[[ The data open ]]

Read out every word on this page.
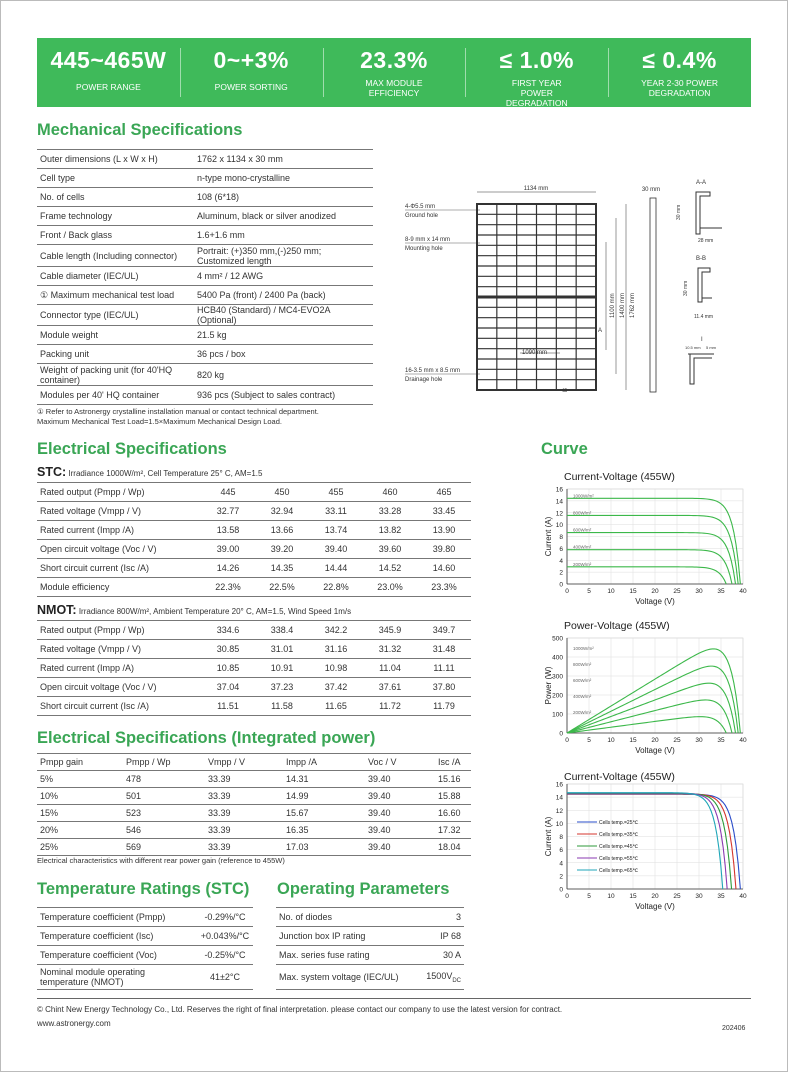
445~465W
POWER RANGE
0~+3%
POWER SORTING
23.3%
MAX MODULE EFFICIENCY
≤ 1.0%
FIRST YEAR POWER DEGRADATION
≤ 0.4%
YEAR 2-30 POWER DEGRADATION
Mechanical Specifications
Outer dimensions (L x W x H)	1762 x 1134 x 30 mm
Cell type	n-type mono-crystalline
No. of cells	108 (6*18)
Frame technology	Aluminum, black or silver anodized
Front / Back glass	1.6+1.6 mm
Cable length (Including connector)	Portrait: (+)350 mm,(-)250 mm; Customized length
Cable diameter (IEC/UL)	4 mm² / 12 AWG
① Maximum mechanical test load	5400 Pa (front) / 2400 Pa (back)
Connector type (IEC/UL)	HCB40 (Standard) / MC4-EVO2A (Optional)
Module weight	21.5 kg
Packing unit	36 pcs / box
Weight of packing unit (for 40'HQ container)	820 kg
Modules per 40' HQ container	936 pcs (Subject to sales contract)
① Refer to Astronergy crystalline installation manual or contact technical department.
Maximum Mechanical Test Load=1.5×Maximum Mechanical Design Load.
1134 mm	30 mm
4-Φ5.5 mm
Ground hole
8-9 mm x 14 mm
Mounting hole
16-3.5 mm x 8.5 mm
Drainage hole
1100 mm 1400 mm 1762 mm
1090 mm
A
B
A-A
30 mm
28 mm
B-B
30 mm
11.4 mm
I
10.5 mm 5 mm
Electrical Specifications
STC: Irradiance 1000W/m², Cell Temperature 25° C, AM=1.5
Rated output (Pmpp / Wp)	445	450	455	460	465
Rated voltage (Vmpp / V)	32.77	32.94	33.11	33.28	33.45
Rated current (Impp /A)	13.58	13.66	13.74	13.82	13.90
Open circuit voltage (Voc / V)	39.00	39.20	39.40	39.60	39.80
Short circuit current (Isc /A)	14.26	14.35	14.44	14.52	14.60
Module efficiency	22.3%	22.5%	22.8%	23.0%	23.3%
NMOT: Irradiance 800W/m², Ambient Temperature 20° C, AM=1.5, Wind Speed 1m/s
Rated output (Pmpp / Wp)	334.6	338.4	342.2	345.9	349.7
Rated voltage (Vmpp / V)	30.85	31.01	31.16	31.32	31.48
Rated current (Impp /A)	10.85	10.91	10.98	11.04	11.11
Open circuit voltage (Voc / V)	37.04	37.23	37.42	37.61	37.80
Short circuit current (Isc /A)	11.51	11.58	11.65	11.72	11.79
Electrical Specifications (Integrated power)
Pmpp gain	Pmpp / Wp	Vmpp / V	Impp /A	Voc / V	Isc /A
5%	478	33.39	14.31	39.40	15.16
10%	501	33.39	14.99	39.40	15.88
15%	523	33.39	15.67	39.40	16.60
20%	546	33.39	16.35	39.40	17.32
25%	569	33.39	17.03	39.40	18.04
Electrical characteristics with different rear power gain (reference to 455W)
Temperature Ratings (STC) Operating Parameters
Temperature coefficient (Pmpp)	-0.29%/°C
Temperature coefficient (Isc)	+0.043%/°C
Temperature coefficient (Voc)	-0.25%/°C
Nominal module operating temperature (NMOT)	41±2°C
No. of diodes	3
Junction box IP rating	IP 68
Max. series fuse rating	30 A
Max. system voltage (IEC/UL)	$1500V_{DC}$
Curve
Current-Voltage (455W)
0
2
4
6
8
10
12
14
16
0	5	10 15 20 25 30 35 40
Voltage (V)
Current (A)
1000W/m²
800W/m²
600W/m²
400W/m²
200W/m²
Power-Voltage (455W)
0
100
200
300
400
500
0	5	10 15 20 25 30 35 40
Voltage (V)
Power (W)
1000W/m²
800W/m²
600W/m²
400W/m²
200W/m²
Current-Voltage (455W)
0
2
4
6
8
10
12
14
16
0	5	10 15 20 25 30 35 40
Voltage (V)
Current (A)	Cells temp.=25℃
Cells temp.=35℃
Cells temp.=45℃
Cells temp.=55℃
Cells temp.=65℃
© Chint New Energy Technology Co., Ltd. Reserves the right of final interpretation. please contact our company to use the latest version for contract.
www.astronergy.com
202406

[[ The data closed ]]

**To do:**
Return each line of the listing that holds the word "DEGRADATION".

**Answer:**
FIRST YEAR POWER DEGRADATION
YEAR 2-30 POWER DEGRADATION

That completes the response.